> **DO THIS**: Copy out these items word for word, keeping every line as it stands.

[Element boundary records]

## START

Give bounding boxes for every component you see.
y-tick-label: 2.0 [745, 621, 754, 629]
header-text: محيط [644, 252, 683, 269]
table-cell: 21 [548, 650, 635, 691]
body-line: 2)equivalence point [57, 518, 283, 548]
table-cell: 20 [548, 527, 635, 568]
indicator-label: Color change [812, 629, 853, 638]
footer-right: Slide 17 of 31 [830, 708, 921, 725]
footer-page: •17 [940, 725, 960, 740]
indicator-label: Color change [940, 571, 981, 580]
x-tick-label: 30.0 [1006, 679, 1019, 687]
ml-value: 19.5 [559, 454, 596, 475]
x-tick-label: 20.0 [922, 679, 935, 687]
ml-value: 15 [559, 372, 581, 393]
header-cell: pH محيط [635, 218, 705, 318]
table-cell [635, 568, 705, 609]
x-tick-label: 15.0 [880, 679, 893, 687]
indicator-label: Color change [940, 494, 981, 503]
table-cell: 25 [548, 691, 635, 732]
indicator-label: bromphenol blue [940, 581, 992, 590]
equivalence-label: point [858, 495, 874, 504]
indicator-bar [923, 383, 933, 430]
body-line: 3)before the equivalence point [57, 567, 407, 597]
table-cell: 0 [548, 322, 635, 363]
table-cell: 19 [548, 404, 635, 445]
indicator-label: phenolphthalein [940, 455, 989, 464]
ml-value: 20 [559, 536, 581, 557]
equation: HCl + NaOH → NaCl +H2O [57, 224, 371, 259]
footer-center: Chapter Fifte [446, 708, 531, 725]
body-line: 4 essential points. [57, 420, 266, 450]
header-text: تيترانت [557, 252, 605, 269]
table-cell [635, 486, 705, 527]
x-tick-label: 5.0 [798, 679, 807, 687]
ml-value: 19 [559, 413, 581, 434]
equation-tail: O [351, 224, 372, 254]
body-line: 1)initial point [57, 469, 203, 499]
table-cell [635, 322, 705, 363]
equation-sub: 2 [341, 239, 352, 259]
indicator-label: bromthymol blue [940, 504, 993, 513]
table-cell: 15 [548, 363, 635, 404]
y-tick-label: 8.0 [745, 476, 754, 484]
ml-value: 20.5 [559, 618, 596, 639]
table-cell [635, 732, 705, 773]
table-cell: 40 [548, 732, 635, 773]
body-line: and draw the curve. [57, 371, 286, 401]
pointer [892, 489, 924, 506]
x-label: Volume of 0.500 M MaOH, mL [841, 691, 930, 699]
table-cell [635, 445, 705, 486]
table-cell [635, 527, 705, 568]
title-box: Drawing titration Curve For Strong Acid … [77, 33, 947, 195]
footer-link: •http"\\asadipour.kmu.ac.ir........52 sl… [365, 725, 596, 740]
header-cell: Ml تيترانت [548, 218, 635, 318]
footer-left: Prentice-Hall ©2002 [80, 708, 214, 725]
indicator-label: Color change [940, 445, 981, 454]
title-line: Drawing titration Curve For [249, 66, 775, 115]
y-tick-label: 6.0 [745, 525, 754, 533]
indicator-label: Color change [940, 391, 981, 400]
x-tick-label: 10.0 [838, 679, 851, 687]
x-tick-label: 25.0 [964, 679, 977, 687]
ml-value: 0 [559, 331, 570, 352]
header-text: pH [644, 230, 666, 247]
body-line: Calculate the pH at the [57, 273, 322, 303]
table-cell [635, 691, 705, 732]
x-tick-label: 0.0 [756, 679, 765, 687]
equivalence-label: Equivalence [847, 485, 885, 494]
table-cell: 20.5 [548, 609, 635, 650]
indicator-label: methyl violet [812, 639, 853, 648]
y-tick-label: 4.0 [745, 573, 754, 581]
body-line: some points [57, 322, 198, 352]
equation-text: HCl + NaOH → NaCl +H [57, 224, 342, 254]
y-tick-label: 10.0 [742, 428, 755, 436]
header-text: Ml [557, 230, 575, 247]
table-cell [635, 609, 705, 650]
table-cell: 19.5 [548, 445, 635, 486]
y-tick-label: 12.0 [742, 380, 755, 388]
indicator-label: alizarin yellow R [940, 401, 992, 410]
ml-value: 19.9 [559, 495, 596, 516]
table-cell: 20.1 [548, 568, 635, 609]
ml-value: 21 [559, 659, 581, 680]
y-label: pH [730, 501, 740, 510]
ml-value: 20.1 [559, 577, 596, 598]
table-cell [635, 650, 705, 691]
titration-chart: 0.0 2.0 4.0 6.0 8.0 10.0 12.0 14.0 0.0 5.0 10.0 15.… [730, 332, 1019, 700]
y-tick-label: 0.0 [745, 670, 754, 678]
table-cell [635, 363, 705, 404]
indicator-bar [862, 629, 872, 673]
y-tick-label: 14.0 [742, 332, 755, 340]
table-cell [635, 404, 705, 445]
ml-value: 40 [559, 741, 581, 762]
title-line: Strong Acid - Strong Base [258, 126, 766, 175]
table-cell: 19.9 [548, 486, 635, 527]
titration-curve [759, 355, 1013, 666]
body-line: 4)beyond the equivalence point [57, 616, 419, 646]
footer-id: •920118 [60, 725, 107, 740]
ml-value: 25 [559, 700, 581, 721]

## END

> **COMPLETED TASK**:
Give bounding boxes for every component you see.
y-tick-label: 2.0 [745, 621, 754, 629]
header-text: محيط [644, 252, 683, 269]
table-cell: 21 [548, 650, 635, 691]
body-line: 2)equivalence point [57, 518, 283, 548]
table-cell: 20 [548, 527, 635, 568]
indicator-label: Color change [812, 629, 853, 638]
footer-right: Slide 17 of 31 [830, 708, 921, 725]
footer-page: •17 [940, 725, 960, 740]
indicator-label: Color change [940, 571, 981, 580]
x-tick-label: 30.0 [1006, 679, 1019, 687]
ml-value: 19.5 [559, 454, 596, 475]
x-tick-label: 20.0 [922, 679, 935, 687]
ml-value: 15 [559, 372, 581, 393]
header-cell: pH محيط [635, 218, 705, 318]
table-cell [635, 568, 705, 609]
x-tick-label: 15.0 [880, 679, 893, 687]
indicator-label: Color change [940, 494, 981, 503]
table-cell: 25 [548, 691, 635, 732]
indicator-label: bromphenol blue [940, 581, 992, 590]
equivalence-label: point [858, 495, 874, 504]
indicator-bar [923, 383, 933, 430]
body-line: 3)before the equivalence point [57, 567, 407, 597]
table-cell: 0 [548, 322, 635, 363]
table-cell: 19 [548, 404, 635, 445]
indicator-label: phenolphthalein [940, 455, 989, 464]
ml-value: 20 [559, 536, 581, 557]
equation: HCl + NaOH → NaCl +H2O [57, 224, 371, 259]
footer-center: Chapter Fifte [446, 708, 531, 725]
body-line: 4 essential points. [57, 420, 266, 450]
header-text: تيترانت [557, 252, 605, 269]
table-cell [635, 486, 705, 527]
x-tick-label: 5.0 [798, 679, 807, 687]
ml-value: 19 [559, 413, 581, 434]
equation-tail: O [351, 224, 372, 254]
body-line: 1)initial point [57, 469, 203, 499]
table-cell [635, 322, 705, 363]
equation-sub: 2 [341, 239, 352, 259]
indicator-label: bromthymol blue [940, 504, 993, 513]
table-cell: 15 [548, 363, 635, 404]
y-tick-label: 8.0 [745, 476, 754, 484]
ml-value: 20.5 [559, 618, 596, 639]
table-cell [635, 732, 705, 773]
table-cell: 40 [548, 732, 635, 773]
body-line: and draw the curve. [57, 371, 286, 401]
pointer [892, 489, 924, 506]
x-label: Volume of 0.500 M MaOH, mL [841, 691, 930, 699]
table-cell [635, 445, 705, 486]
table-cell [635, 527, 705, 568]
title-box: Drawing titration Curve For Strong Acid … [77, 33, 947, 195]
footer-link: •http"\\asadipour.kmu.ac.ir........52 sl… [365, 725, 596, 740]
header-cell: Ml تيترانت [548, 218, 635, 318]
footer-left: Prentice-Hall ©2002 [80, 708, 214, 725]
indicator-label: Color change [940, 445, 981, 454]
title-line: Drawing titration Curve For [249, 66, 775, 115]
y-tick-label: 6.0 [745, 525, 754, 533]
indicator-label: Color change [940, 391, 981, 400]
x-tick-label: 10.0 [838, 679, 851, 687]
x-tick-label: 25.0 [964, 679, 977, 687]
ml-value: 0 [559, 331, 570, 352]
header-text: pH [644, 230, 666, 247]
body-line: Calculate the pH at the [57, 273, 322, 303]
table-cell [635, 691, 705, 732]
x-tick-label: 0.0 [756, 679, 765, 687]
equivalence-label: Equivalence [847, 485, 885, 494]
table-cell: 20.5 [548, 609, 635, 650]
indicator-label: methyl violet [812, 639, 853, 648]
y-tick-label: 4.0 [745, 573, 754, 581]
body-line: some points [57, 322, 198, 352]
equation-text: HCl + NaOH → NaCl +H [57, 224, 342, 254]
y-tick-label: 10.0 [742, 428, 755, 436]
header-text: Ml [557, 230, 575, 247]
table-cell [635, 609, 705, 650]
table-cell: 19.5 [548, 445, 635, 486]
y-tick-label: 12.0 [742, 380, 755, 388]
indicator-label: alizarin yellow R [940, 401, 992, 410]
ml-value: 19.9 [559, 495, 596, 516]
table-cell: 20.1 [548, 568, 635, 609]
ml-value: 21 [559, 659, 581, 680]
y-label: pH [730, 501, 740, 510]
ml-value: 20.1 [559, 577, 596, 598]
table-cell [635, 650, 705, 691]
titration-chart: 0.0 2.0 4.0 6.0 8.0 10.0 12.0 14.0 0.0 5.0 10.0 15.… [730, 332, 1019, 700]
y-tick-label: 0.0 [745, 670, 754, 678]
table-cell [635, 363, 705, 404]
indicator-bar [862, 629, 872, 673]
y-tick-label: 14.0 [742, 332, 755, 340]
table-cell [635, 404, 705, 445]
ml-value: 40 [559, 741, 581, 762]
title-line: Strong Acid - Strong Base [258, 126, 766, 175]
table-cell: 19.9 [548, 486, 635, 527]
titration-curve [759, 355, 1013, 666]
body-line: 4)beyond the equivalence point [57, 616, 419, 646]
footer-id: •920118 [60, 725, 107, 740]
ml-value: 25 [559, 700, 581, 721]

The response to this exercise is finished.